═════ ITEMS ═════

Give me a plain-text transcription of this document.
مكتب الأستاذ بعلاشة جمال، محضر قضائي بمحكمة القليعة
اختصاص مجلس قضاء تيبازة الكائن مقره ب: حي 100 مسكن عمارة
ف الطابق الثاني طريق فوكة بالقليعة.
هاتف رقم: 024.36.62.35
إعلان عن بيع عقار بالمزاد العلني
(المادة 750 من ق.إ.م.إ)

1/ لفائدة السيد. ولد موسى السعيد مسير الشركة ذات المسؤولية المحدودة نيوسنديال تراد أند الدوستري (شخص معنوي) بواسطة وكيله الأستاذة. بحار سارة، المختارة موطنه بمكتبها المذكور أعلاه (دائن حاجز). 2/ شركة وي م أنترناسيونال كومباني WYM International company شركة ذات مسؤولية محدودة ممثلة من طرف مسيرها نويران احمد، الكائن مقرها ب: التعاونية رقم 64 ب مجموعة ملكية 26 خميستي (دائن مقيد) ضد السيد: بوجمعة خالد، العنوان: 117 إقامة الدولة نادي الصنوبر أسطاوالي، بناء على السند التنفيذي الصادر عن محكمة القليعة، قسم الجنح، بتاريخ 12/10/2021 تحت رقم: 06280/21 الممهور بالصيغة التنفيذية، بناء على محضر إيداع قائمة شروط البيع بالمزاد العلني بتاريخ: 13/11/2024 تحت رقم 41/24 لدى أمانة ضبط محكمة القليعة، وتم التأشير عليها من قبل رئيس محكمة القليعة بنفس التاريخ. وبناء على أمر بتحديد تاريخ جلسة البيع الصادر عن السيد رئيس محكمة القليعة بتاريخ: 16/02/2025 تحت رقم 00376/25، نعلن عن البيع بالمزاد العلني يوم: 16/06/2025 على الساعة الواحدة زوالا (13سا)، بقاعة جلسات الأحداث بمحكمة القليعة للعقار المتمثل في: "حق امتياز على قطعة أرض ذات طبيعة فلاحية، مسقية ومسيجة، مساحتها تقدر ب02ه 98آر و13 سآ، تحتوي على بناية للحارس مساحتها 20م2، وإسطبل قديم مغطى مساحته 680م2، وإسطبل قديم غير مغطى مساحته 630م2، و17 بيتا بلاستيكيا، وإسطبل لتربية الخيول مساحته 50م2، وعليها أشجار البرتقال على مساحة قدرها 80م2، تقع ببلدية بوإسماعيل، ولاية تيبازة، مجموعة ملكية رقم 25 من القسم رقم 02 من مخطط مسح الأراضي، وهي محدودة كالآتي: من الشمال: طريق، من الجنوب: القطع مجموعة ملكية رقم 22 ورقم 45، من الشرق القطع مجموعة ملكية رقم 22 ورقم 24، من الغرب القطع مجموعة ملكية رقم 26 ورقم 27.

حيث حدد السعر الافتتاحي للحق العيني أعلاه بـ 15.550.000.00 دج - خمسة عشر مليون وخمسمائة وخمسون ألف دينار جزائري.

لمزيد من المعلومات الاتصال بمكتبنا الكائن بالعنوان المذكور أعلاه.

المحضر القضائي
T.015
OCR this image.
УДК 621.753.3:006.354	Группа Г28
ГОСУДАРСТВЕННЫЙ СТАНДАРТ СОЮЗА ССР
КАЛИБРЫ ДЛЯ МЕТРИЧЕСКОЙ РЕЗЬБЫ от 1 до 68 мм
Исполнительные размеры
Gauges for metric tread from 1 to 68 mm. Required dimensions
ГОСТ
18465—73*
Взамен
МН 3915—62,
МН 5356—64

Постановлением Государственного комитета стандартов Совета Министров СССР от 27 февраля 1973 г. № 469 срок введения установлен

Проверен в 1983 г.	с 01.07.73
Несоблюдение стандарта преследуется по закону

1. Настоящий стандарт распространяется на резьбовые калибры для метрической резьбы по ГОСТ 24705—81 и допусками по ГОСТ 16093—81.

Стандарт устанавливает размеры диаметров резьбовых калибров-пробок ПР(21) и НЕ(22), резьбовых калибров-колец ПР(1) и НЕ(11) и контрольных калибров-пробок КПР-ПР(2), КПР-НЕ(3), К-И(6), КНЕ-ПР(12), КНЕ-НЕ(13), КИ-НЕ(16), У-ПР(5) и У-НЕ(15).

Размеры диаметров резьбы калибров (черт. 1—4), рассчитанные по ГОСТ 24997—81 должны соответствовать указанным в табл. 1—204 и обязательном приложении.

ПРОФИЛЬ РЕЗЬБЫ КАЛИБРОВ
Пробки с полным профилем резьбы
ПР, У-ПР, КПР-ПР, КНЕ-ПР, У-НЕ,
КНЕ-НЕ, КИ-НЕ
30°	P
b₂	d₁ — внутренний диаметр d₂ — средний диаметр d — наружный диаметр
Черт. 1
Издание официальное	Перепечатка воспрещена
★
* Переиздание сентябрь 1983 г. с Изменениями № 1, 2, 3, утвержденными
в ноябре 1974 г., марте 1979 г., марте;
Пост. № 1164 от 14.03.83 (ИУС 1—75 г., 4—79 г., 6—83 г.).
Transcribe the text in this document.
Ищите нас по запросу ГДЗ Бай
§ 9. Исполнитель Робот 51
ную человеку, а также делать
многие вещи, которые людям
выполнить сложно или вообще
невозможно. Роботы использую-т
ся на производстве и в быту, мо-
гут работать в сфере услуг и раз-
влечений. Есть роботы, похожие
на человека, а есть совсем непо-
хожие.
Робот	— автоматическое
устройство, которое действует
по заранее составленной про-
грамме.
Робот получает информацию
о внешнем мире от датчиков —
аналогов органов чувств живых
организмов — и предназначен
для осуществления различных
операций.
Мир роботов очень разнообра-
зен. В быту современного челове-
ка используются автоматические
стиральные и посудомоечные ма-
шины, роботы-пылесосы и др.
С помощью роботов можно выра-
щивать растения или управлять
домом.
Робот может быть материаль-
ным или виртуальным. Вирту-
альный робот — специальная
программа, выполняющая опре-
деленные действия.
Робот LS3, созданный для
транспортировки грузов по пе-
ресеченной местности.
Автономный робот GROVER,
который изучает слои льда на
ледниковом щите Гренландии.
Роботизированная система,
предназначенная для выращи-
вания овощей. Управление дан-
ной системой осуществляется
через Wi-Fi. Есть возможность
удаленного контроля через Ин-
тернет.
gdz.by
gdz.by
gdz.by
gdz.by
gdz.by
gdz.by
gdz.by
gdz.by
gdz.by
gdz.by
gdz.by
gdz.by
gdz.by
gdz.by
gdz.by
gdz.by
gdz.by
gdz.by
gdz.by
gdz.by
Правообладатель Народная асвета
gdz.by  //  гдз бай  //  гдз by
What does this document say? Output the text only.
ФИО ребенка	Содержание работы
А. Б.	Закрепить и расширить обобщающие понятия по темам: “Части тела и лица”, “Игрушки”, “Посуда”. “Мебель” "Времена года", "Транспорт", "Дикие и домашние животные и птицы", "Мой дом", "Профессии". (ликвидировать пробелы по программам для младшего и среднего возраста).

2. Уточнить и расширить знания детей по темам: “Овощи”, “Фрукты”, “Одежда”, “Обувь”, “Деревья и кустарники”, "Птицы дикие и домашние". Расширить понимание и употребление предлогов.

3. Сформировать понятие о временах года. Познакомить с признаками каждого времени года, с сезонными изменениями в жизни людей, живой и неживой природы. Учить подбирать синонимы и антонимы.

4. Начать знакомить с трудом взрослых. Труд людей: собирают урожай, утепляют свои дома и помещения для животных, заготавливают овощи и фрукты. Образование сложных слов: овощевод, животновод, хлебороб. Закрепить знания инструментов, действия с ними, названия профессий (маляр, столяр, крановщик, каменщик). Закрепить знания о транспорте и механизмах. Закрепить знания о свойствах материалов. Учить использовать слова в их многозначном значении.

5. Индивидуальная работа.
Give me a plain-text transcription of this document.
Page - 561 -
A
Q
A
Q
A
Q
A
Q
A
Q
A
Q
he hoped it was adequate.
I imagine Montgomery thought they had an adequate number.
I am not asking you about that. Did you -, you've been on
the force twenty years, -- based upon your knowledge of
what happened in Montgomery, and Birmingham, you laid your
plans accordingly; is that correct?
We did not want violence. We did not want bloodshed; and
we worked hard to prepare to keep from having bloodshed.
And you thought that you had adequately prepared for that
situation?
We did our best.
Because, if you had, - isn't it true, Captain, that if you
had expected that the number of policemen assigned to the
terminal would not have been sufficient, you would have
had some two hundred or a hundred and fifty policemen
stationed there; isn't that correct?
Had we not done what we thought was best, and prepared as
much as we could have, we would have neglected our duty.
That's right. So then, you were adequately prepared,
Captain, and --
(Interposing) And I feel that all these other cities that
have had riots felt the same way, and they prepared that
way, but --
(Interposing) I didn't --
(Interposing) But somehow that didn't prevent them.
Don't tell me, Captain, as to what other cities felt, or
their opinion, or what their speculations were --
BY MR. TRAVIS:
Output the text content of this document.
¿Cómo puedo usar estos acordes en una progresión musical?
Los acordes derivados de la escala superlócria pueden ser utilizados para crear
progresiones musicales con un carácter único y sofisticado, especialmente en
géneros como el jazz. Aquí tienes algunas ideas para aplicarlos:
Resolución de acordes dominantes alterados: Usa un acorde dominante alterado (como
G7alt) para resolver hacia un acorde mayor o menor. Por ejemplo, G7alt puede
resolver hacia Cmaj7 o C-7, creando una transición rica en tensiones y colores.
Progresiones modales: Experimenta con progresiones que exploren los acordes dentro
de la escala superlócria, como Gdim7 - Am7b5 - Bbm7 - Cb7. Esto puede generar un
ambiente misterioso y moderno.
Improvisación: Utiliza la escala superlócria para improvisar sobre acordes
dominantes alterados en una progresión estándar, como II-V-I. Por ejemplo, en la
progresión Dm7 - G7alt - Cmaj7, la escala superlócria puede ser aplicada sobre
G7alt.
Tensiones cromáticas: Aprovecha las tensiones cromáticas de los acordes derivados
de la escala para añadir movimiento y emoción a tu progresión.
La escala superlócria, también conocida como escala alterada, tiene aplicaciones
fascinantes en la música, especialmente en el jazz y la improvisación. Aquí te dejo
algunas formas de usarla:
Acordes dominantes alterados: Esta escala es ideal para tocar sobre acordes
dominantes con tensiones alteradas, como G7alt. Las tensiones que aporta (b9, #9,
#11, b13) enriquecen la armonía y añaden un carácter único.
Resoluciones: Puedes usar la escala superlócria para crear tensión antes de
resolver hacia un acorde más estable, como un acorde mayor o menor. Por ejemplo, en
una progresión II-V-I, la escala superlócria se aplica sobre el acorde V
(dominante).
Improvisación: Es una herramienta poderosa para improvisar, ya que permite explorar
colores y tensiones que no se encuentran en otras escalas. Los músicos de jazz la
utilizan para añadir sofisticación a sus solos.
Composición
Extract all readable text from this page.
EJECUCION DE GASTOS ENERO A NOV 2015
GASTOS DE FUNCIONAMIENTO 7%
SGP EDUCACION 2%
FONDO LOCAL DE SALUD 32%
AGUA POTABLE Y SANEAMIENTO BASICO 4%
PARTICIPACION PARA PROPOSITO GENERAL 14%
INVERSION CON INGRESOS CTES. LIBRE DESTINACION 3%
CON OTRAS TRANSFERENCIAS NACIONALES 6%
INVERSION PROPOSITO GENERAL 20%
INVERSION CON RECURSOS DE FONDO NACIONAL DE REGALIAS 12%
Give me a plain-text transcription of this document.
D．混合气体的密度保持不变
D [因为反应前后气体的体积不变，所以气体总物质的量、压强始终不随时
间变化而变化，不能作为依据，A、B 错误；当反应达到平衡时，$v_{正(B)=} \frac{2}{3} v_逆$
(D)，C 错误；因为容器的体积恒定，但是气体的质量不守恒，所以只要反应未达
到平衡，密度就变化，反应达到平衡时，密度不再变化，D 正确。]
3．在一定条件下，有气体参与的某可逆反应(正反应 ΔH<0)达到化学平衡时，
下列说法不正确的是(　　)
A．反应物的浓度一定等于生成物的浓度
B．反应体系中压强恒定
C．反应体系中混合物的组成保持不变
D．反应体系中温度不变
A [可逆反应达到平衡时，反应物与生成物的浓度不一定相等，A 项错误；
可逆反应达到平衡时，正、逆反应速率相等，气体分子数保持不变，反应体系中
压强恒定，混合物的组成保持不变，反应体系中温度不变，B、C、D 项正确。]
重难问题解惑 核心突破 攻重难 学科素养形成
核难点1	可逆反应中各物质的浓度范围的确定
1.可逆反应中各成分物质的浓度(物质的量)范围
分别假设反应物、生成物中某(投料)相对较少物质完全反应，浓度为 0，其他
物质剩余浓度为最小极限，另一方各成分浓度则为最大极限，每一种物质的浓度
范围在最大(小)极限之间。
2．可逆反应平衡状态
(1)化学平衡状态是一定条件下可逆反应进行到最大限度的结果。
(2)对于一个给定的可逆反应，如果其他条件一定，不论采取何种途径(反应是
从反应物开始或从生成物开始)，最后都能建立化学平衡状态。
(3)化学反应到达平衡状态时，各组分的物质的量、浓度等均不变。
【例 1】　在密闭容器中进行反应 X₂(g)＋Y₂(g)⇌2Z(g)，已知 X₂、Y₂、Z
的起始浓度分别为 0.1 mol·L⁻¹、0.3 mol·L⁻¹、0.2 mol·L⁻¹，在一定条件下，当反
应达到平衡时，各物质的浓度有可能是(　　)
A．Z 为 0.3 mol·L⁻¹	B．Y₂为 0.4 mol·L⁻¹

═════

AIM:
Your answer should be one number: the count of lines in the data above that include the word "progresión".

TASK OUTPUT:
5